• **Record excerpts**:
--------------------

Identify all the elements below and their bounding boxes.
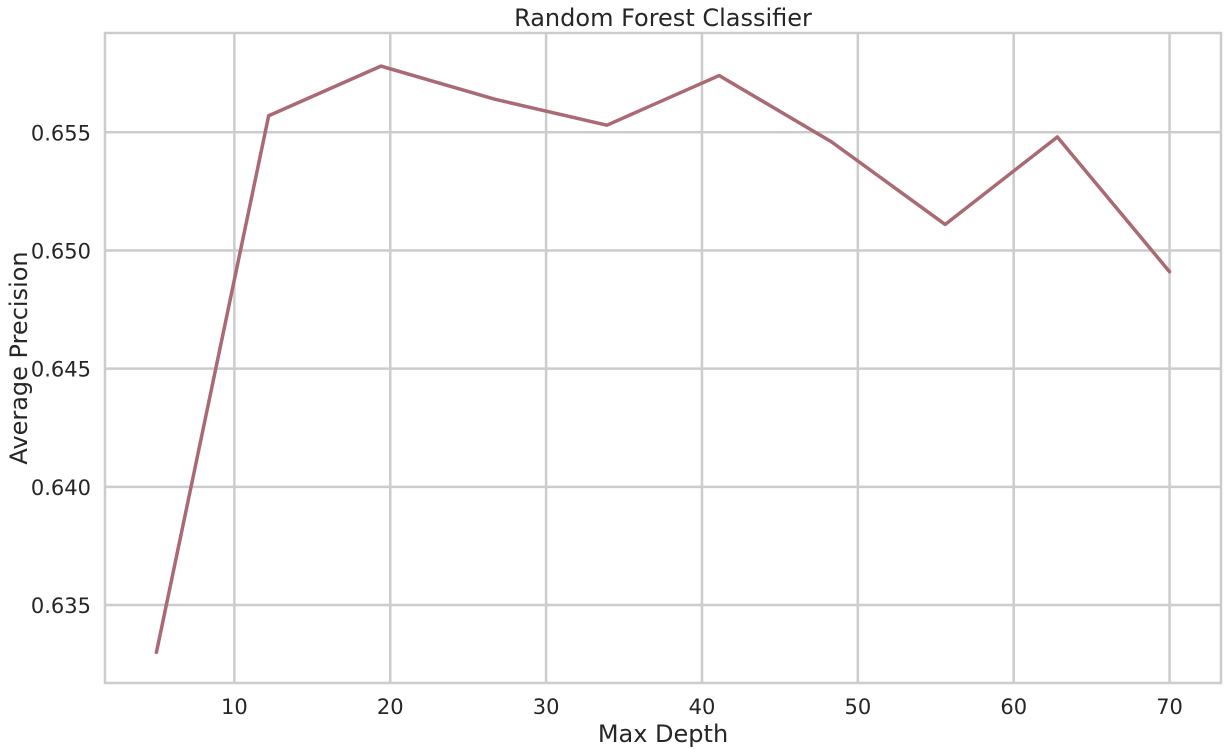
x-tick-labels: 10 20 30 40 50 60 70 xyxy=(221,695,1183,719)
y-tick-label: 0.655 xyxy=(31,121,91,145)
y-axis-label: Average Precision xyxy=(5,251,33,464)
y-tick-label: 0.645 xyxy=(31,358,91,382)
x-axis-label: Max Depth xyxy=(598,720,728,748)
data-point xyxy=(829,140,833,144)
series-line xyxy=(154,64,1172,655)
y-tick-label: 0.640 xyxy=(31,476,91,500)
data-point xyxy=(605,123,609,127)
plot-area xyxy=(103,31,1223,685)
data-point xyxy=(1055,135,1059,139)
data-point xyxy=(154,650,158,654)
x-tick-label: 50 xyxy=(844,695,871,719)
data-point xyxy=(717,74,721,78)
series-layer xyxy=(154,64,1172,655)
data-point xyxy=(379,64,383,68)
y-tick-label: 0.635 xyxy=(31,594,91,618)
data-point xyxy=(493,97,497,101)
x-tick-label: 20 xyxy=(377,695,404,719)
data-point xyxy=(943,222,947,226)
data-point xyxy=(1168,270,1172,274)
x-tick-label: 40 xyxy=(689,695,716,719)
chart-title: Random Forest Classifier xyxy=(514,4,812,32)
y-tick-labels: 0.635 0.640 0.645 0.650 0.655 xyxy=(31,121,91,618)
data-point xyxy=(267,114,271,118)
y-tick-label: 0.650 xyxy=(31,239,91,263)
grid xyxy=(105,33,1221,683)
x-tick-label: 70 xyxy=(1156,695,1183,719)
x-tick-label: 30 xyxy=(533,695,560,719)
x-tick-label: 60 xyxy=(1000,695,1027,719)
x-tick-label: 10 xyxy=(221,695,248,719)
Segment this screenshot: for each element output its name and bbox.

--------------------

• **Objective**:
Please copy all of the items above word for word, leaving out the pictures.

• **Task solution**:
Identify all the elements below and their bounding boxes.
x-tick-labels: 10 20 30 40 50 60 70 xyxy=(221,695,1183,719)
y-tick-label: 0.655 xyxy=(31,121,91,145)
y-axis-label: Average Precision xyxy=(5,251,33,464)
y-tick-label: 0.645 xyxy=(31,358,91,382)
x-axis-label: Max Depth xyxy=(598,720,728,748)
data-point xyxy=(829,140,833,144)
series-line xyxy=(154,64,1172,655)
y-tick-label: 0.640 xyxy=(31,476,91,500)
data-point xyxy=(605,123,609,127)
plot-area xyxy=(103,31,1223,685)
data-point xyxy=(1055,135,1059,139)
data-point xyxy=(154,650,158,654)
x-tick-label: 50 xyxy=(844,695,871,719)
data-point xyxy=(717,74,721,78)
series-layer xyxy=(154,64,1172,655)
data-point xyxy=(379,64,383,68)
y-tick-label: 0.635 xyxy=(31,594,91,618)
data-point xyxy=(493,97,497,101)
x-tick-label: 20 xyxy=(377,695,404,719)
data-point xyxy=(943,222,947,226)
data-point xyxy=(1168,270,1172,274)
x-tick-label: 40 xyxy=(689,695,716,719)
chart-title: Random Forest Classifier xyxy=(514,4,812,32)
y-tick-labels: 0.635 0.640 0.645 0.650 0.655 xyxy=(31,121,91,618)
data-point xyxy=(267,114,271,118)
y-tick-label: 0.650 xyxy=(31,239,91,263)
grid xyxy=(105,33,1221,683)
x-tick-label: 70 xyxy=(1156,695,1183,719)
x-tick-label: 30 xyxy=(533,695,560,719)
x-tick-label: 60 xyxy=(1000,695,1027,719)
x-tick-label: 10 xyxy=(221,695,248,719)
Segment this screenshot: for each element output its name and bbox.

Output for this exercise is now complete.